## AIM
Copy every line from the data below in which the string "mode" can be found.

## SUPPLIED DATA

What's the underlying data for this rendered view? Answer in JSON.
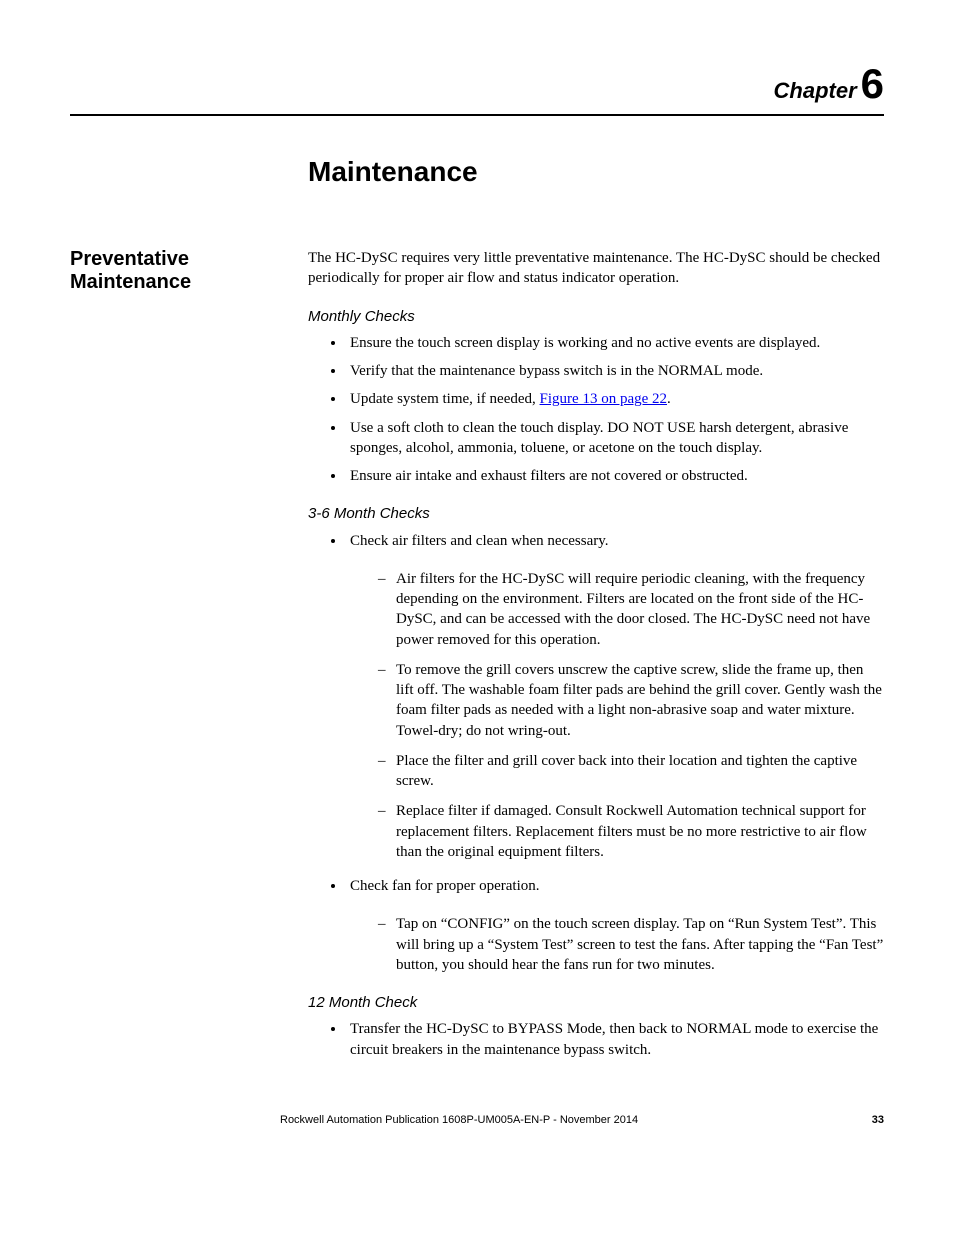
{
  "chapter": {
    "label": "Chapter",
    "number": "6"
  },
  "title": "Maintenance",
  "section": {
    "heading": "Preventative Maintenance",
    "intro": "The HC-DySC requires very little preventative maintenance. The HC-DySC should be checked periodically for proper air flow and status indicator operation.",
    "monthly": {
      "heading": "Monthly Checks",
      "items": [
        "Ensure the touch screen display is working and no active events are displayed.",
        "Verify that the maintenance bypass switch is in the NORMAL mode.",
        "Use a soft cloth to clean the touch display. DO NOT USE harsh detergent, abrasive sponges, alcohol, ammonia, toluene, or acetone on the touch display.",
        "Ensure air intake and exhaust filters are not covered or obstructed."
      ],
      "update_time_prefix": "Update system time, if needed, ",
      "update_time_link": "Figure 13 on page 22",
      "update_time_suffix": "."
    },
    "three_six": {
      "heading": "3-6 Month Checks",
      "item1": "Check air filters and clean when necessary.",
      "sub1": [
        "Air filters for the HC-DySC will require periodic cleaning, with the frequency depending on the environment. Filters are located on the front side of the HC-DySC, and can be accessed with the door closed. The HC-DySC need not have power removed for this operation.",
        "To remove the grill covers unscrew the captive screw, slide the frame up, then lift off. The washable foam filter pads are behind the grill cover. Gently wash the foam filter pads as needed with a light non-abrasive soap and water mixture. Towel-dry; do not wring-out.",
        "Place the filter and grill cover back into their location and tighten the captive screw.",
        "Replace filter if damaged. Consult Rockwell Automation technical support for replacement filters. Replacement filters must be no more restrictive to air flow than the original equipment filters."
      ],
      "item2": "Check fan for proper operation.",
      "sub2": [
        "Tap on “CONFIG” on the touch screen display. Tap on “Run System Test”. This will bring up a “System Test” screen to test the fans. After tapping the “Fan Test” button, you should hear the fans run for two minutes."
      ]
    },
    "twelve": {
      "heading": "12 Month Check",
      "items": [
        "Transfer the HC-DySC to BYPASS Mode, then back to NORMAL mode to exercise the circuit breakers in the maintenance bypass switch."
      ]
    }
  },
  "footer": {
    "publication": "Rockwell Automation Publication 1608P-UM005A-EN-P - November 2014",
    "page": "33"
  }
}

* * *

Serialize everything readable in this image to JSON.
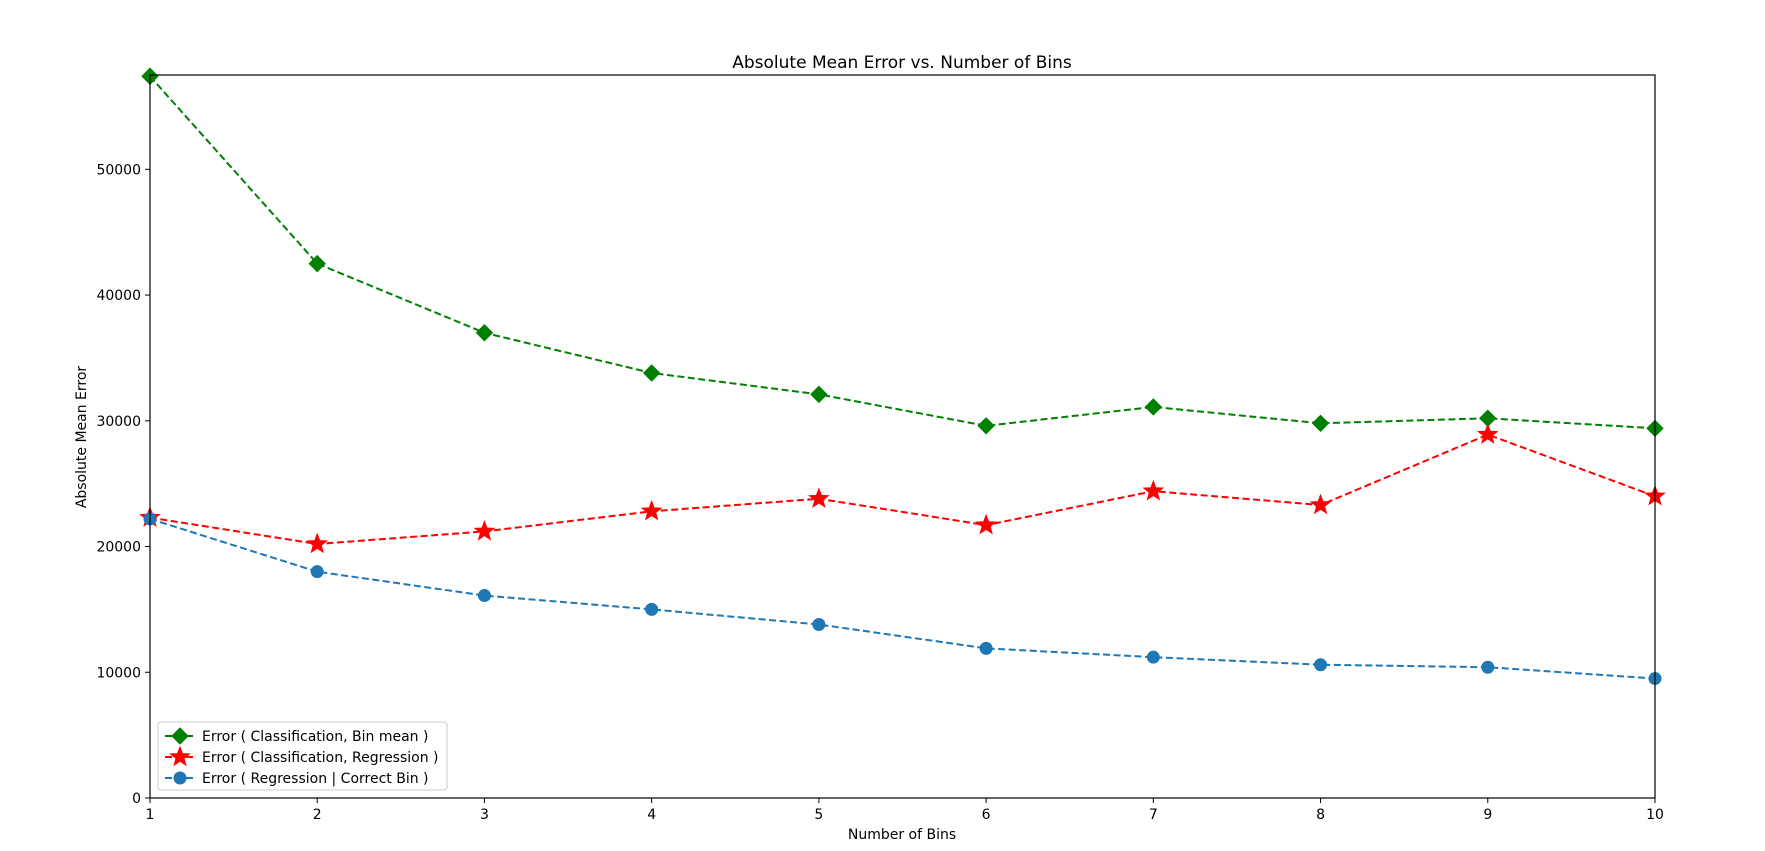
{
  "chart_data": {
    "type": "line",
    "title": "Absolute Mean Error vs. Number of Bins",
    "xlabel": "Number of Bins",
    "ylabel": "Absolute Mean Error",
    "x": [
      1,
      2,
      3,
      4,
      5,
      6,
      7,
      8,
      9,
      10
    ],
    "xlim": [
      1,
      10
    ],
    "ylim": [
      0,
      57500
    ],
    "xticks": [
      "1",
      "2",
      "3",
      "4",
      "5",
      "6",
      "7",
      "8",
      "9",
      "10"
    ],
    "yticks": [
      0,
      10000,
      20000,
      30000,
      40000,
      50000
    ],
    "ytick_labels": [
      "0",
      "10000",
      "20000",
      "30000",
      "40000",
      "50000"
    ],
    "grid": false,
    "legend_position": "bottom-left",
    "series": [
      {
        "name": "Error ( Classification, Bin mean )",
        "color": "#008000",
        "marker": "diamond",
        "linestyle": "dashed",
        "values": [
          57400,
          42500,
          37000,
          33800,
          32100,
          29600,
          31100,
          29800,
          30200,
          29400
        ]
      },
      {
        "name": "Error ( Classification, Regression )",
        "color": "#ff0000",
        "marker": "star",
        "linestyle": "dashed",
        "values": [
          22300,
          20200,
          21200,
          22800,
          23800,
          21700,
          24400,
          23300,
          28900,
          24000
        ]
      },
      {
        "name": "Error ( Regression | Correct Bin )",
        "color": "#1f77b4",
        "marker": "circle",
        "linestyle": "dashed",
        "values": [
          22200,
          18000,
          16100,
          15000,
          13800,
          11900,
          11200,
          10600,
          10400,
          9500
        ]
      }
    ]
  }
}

## THE COMPLETED TASK
        "Verify that the maintenance bypass switch is in the NORMAL mode.",
        "Transfer the HC-DySC to BYPASS Mode, then back to NORMAL mode to exercise the circuit breakers in the maintenance bypass switch."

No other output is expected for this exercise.